■ Written request
List all lines of the data containing the word "Lost".

# START OF Rows

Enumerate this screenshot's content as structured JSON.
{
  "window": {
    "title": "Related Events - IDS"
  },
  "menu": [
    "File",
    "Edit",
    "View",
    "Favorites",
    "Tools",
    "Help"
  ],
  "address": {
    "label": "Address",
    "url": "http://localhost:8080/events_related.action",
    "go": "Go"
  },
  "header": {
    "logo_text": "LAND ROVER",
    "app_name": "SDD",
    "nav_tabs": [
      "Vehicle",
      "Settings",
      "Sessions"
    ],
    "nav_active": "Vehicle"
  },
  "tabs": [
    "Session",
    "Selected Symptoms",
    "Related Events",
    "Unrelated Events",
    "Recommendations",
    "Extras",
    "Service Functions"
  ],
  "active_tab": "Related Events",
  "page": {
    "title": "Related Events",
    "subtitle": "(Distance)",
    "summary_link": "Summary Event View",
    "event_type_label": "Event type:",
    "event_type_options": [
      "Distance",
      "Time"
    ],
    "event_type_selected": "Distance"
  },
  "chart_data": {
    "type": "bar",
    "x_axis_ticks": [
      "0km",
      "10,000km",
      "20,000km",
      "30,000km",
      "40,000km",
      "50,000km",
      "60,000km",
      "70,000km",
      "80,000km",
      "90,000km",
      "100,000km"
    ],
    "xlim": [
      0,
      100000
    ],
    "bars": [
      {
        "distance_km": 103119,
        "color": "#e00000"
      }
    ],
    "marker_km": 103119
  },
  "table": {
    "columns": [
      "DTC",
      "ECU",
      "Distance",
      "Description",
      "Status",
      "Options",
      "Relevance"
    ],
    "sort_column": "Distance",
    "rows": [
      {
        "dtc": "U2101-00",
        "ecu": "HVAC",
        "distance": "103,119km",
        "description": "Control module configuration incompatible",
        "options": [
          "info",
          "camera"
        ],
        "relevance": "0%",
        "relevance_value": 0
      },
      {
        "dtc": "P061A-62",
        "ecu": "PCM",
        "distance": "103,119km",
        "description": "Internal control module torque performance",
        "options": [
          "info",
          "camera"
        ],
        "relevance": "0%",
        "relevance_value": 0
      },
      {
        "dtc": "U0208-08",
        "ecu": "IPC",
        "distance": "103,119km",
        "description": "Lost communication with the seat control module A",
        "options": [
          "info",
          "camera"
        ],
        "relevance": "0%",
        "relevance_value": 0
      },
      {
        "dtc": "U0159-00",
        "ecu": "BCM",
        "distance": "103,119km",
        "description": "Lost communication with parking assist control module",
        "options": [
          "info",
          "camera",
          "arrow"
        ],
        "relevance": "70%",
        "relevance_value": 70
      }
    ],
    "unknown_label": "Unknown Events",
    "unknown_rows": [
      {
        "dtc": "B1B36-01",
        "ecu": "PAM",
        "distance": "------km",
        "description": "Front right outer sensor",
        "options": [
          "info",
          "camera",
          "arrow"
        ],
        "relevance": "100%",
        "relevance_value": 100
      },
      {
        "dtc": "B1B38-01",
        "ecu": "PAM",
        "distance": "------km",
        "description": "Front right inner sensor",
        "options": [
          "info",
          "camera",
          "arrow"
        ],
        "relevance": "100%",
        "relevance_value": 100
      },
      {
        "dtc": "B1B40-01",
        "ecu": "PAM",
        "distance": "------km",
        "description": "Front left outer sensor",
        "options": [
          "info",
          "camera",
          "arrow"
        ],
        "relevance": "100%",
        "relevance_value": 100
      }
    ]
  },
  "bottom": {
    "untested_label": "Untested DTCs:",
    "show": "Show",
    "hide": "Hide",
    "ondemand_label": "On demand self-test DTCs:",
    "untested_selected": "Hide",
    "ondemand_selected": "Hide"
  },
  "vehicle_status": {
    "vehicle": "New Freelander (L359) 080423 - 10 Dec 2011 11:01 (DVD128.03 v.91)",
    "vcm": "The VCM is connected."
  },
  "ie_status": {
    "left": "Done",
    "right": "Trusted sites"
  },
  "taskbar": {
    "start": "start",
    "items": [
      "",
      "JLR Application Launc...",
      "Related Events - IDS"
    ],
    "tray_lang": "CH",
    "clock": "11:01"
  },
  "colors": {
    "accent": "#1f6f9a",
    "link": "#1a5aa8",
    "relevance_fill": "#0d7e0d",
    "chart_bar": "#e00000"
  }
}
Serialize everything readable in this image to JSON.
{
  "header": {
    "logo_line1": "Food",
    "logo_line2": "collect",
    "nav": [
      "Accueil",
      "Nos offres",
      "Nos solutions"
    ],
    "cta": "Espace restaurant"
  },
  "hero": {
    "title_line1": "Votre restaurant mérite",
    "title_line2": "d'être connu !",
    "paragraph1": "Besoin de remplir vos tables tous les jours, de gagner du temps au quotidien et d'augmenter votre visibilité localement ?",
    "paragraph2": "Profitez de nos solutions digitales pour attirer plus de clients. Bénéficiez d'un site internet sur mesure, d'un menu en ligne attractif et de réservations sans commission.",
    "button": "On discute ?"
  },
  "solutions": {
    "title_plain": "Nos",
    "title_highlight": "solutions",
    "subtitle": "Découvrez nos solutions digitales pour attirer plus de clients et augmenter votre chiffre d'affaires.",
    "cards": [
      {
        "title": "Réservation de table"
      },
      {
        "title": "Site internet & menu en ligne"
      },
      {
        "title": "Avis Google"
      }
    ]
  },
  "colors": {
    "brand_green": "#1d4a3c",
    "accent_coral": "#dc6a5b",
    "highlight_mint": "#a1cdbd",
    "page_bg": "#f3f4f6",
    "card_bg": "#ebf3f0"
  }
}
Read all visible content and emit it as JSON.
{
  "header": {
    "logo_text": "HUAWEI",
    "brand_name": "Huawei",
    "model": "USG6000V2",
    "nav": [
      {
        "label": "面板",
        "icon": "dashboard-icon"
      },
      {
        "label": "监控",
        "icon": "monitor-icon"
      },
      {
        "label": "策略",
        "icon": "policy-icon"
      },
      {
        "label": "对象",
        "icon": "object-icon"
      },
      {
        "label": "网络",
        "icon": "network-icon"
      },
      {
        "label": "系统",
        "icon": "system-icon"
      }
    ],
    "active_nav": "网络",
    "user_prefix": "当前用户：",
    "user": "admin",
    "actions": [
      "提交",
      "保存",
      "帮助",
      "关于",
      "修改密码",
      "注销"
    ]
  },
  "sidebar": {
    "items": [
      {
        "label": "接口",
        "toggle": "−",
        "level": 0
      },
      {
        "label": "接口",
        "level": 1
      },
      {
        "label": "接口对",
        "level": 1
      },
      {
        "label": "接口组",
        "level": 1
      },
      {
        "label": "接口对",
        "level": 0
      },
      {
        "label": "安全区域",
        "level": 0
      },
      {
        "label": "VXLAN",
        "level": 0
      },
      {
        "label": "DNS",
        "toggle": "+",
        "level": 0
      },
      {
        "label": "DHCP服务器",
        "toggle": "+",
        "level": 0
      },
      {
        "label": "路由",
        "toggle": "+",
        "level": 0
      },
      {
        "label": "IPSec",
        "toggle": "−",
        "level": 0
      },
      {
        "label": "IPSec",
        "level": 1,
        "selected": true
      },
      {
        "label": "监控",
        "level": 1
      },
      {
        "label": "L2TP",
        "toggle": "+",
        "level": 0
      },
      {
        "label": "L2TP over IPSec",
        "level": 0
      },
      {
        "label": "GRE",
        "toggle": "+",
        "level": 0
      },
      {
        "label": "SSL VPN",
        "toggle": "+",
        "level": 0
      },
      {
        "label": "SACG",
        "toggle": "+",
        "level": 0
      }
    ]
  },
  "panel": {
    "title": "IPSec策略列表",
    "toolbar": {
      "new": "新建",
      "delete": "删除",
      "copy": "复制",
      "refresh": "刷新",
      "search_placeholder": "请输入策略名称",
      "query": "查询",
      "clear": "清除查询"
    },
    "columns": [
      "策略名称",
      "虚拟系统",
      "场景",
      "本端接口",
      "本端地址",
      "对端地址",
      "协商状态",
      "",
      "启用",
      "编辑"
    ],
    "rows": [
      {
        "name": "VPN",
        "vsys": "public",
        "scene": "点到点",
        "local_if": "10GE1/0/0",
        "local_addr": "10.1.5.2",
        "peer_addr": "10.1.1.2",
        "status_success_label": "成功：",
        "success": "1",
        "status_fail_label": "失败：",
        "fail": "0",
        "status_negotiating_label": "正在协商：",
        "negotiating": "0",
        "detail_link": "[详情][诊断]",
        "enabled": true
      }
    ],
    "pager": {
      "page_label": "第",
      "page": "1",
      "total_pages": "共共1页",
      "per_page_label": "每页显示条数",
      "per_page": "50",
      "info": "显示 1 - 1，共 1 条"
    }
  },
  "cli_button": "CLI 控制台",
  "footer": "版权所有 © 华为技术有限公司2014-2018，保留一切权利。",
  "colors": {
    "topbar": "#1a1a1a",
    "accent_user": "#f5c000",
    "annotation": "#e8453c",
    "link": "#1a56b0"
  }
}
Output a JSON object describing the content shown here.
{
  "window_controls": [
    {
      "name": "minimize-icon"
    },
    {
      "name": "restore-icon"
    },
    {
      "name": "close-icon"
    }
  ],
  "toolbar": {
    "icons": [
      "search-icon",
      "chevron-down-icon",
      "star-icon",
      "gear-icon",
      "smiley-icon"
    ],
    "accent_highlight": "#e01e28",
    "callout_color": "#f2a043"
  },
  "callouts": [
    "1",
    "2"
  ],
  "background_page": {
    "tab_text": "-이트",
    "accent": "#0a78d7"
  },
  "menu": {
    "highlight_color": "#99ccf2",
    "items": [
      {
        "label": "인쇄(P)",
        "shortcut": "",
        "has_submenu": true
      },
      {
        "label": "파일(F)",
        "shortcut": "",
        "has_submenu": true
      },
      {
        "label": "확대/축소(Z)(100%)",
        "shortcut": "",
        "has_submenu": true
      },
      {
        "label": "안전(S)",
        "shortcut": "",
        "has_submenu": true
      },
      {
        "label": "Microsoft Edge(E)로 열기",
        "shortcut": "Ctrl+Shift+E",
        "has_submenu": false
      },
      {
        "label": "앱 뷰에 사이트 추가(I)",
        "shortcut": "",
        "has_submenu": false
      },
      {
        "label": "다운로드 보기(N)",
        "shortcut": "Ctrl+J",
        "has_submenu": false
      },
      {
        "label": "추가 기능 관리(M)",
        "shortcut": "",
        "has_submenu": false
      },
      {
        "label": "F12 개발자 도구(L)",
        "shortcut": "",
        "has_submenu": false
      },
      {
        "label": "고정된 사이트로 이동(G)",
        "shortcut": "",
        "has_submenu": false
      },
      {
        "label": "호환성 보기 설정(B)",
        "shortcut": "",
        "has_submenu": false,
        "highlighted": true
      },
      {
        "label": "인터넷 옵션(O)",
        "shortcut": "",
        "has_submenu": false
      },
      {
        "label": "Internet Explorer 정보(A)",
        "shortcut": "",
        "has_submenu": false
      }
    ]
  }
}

# END OF Rows

■ Solution to this problem
        "description": "Lost communication with the seat control module A",
        "description": "Lost communication with parking assist control module",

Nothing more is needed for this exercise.